* **Data for this exercise**
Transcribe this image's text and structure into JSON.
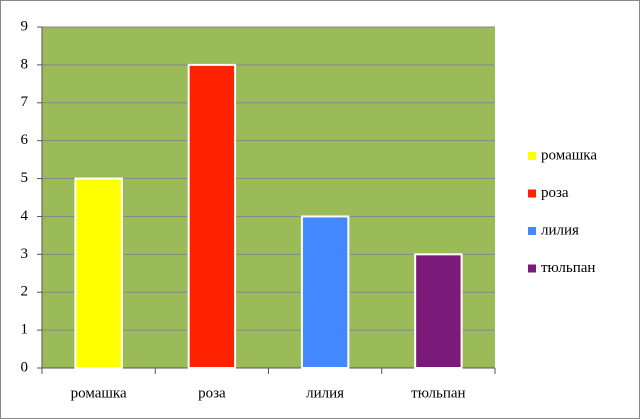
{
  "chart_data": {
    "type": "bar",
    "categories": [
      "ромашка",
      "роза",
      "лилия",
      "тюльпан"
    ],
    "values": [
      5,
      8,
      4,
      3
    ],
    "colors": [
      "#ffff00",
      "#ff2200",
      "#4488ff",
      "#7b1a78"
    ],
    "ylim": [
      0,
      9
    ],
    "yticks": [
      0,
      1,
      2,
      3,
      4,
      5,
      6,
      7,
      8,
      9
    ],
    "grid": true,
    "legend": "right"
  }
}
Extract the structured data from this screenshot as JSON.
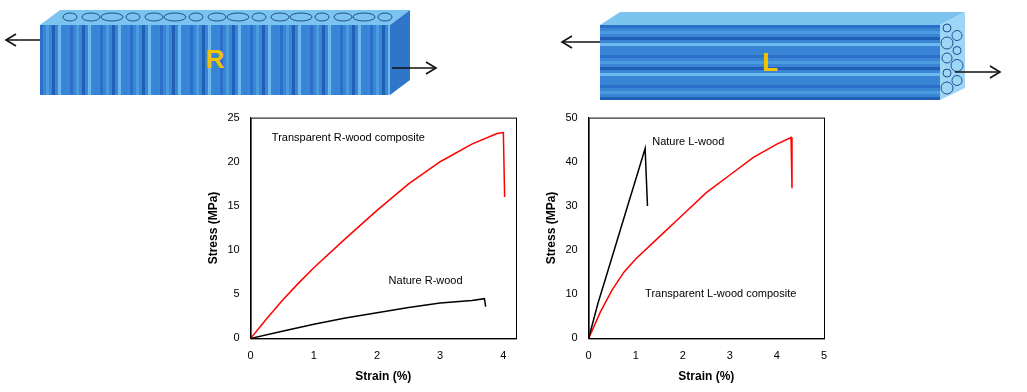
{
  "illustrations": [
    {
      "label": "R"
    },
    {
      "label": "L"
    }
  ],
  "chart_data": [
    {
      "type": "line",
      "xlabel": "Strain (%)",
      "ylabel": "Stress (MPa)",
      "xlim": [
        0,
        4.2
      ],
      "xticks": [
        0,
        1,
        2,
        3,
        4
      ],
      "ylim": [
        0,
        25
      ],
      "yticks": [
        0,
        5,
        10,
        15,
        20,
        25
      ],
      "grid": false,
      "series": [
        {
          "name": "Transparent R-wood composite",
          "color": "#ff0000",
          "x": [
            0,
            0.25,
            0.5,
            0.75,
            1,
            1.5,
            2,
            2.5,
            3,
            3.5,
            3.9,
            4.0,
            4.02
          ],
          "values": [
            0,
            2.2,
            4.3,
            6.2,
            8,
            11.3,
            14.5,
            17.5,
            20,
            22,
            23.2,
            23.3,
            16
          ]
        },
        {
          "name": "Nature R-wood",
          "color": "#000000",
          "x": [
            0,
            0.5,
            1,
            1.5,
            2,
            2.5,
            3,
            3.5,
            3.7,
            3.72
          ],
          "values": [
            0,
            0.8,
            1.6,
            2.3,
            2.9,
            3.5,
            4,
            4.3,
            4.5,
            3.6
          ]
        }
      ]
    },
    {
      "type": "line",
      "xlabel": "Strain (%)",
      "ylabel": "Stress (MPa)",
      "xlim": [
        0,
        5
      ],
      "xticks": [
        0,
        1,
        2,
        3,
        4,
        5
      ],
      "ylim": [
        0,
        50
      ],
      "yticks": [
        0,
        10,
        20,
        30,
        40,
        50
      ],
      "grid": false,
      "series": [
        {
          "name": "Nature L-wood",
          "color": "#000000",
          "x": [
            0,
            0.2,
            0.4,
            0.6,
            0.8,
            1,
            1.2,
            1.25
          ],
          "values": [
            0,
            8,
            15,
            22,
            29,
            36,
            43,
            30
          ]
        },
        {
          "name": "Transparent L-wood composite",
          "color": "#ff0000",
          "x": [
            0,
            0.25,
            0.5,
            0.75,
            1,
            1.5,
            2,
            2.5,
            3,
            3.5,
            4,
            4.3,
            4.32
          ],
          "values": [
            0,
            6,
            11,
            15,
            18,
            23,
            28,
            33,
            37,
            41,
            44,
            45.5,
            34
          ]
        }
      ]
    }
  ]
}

* **Problem requirements**
Output the full set of records above without changing a word, and drop the images.

* **The solution**
Transcribe this image's text and structure into JSON.
{
  "chart_data": {
    "type": "bar",
    "categories": [
      "ромашка",
      "роза",
      "лилия",
      "тюльпан"
    ],
    "values": [
      5,
      8,
      4,
      3
    ],
    "colors": [
      "#ffff00",
      "#ff2200",
      "#4488ff",
      "#7b1a78"
    ],
    "ylim": [
      0,
      9
    ],
    "yticks": [
      0,
      1,
      2,
      3,
      4,
      5,
      6,
      7,
      8,
      9
    ],
    "grid": true,
    "legend": "right"
  }
}
Extract the structured data from this screenshot as JSON.
{
  "illustrations": [
    {
      "label": "R"
    },
    {
      "label": "L"
    }
  ],
  "chart_data": [
    {
      "type": "line",
      "xlabel": "Strain (%)",
      "ylabel": "Stress (MPa)",
      "xlim": [
        0,
        4.2
      ],
      "xticks": [
        0,
        1,
        2,
        3,
        4
      ],
      "ylim": [
        0,
        25
      ],
      "yticks": [
        0,
        5,
        10,
        15,
        20,
        25
      ],
      "grid": false,
      "series": [
        {
          "name": "Transparent R-wood composite",
          "color": "#ff0000",
          "x": [
            0,
            0.25,
            0.5,
            0.75,
            1,
            1.5,
            2,
            2.5,
            3,
            3.5,
            3.9,
            4.0,
            4.02
          ],
          "values": [
            0,
            2.2,
            4.3,
            6.2,
            8,
            11.3,
            14.5,
            17.5,
            20,
            22,
            23.2,
            23.3,
            16
          ]
        },
        {
          "name": "Nature R-wood",
          "color": "#000000",
          "x": [
            0,
            0.5,
            1,
            1.5,
            2,
            2.5,
            3,
            3.5,
            3.7,
            3.72
          ],
          "values": [
            0,
            0.8,
            1.6,
            2.3,
            2.9,
            3.5,
            4,
            4.3,
            4.5,
            3.6
          ]
        }
      ]
    },
    {
      "type": "line",
      "xlabel": "Strain (%)",
      "ylabel": "Stress (MPa)",
      "xlim": [
        0,
        5
      ],
      "xticks": [
        0,
        1,
        2,
        3,
        4,
        5
      ],
      "ylim": [
        0,
        50
      ],
      "yticks": [
        0,
        10,
        20,
        30,
        40,
        50
      ],
      "grid": false,
      "series": [
        {
          "name": "Nature L-wood",
          "color": "#000000",
          "x": [
            0,
            0.2,
            0.4,
            0.6,
            0.8,
            1,
            1.2,
            1.25
          ],
          "values": [
            0,
            8,
            15,
            22,
            29,
            36,
            43,
            30
          ]
        },
        {
          "name": "Transparent L-wood composite",
          "color": "#ff0000",
          "x": [
            0,
            0.25,
            0.5,
            0.75,
            1,
            1.5,
            2,
            2.5,
            3,
            3.5,
            4,
            4.3,
            4.32
          ],
          "values": [
            0,
            6,
            11,
            15,
            18,
            23,
            28,
            33,
            37,
            41,
            44,
            45.5,
            34
          ]
        }
      ]
    }
  ]
}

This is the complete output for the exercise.